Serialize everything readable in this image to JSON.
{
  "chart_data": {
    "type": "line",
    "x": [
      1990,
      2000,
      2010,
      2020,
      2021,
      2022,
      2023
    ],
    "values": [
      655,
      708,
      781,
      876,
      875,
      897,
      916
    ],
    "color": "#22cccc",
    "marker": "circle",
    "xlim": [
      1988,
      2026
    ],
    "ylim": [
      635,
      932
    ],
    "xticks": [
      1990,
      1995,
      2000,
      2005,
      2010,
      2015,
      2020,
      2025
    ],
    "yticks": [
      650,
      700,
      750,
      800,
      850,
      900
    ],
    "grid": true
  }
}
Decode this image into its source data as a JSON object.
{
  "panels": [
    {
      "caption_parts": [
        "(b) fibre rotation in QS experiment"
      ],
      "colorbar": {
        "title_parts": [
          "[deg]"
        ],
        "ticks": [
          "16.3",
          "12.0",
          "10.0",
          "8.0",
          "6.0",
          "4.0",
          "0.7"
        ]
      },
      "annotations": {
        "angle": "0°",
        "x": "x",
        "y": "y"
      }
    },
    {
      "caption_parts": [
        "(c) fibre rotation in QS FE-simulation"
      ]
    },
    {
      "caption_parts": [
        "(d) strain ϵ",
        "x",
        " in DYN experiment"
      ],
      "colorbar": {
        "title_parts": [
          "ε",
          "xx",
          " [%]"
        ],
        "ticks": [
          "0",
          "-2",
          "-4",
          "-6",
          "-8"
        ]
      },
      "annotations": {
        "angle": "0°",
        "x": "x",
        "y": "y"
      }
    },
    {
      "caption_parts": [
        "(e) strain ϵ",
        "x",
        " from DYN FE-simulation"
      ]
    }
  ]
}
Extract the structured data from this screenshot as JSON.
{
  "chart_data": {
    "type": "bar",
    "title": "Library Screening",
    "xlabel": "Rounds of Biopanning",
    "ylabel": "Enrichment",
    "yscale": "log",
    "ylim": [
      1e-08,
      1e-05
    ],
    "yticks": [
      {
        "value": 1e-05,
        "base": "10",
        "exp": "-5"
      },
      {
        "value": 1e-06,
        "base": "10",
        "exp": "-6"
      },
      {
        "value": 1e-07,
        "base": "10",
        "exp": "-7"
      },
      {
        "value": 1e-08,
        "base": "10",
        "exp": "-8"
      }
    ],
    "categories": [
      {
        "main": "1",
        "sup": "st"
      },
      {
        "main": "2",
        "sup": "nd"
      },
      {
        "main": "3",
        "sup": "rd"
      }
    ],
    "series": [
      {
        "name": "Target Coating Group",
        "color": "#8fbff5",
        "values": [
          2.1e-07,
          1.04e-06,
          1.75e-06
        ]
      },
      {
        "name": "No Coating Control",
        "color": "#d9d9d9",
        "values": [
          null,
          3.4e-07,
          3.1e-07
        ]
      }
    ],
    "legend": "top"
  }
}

*-*-*

_Work to complete_:
Return each line of the listing that holds the string "Coating".

_Task solution_:
        "name": "Target Coating Group",
        "name": "No Coating Control",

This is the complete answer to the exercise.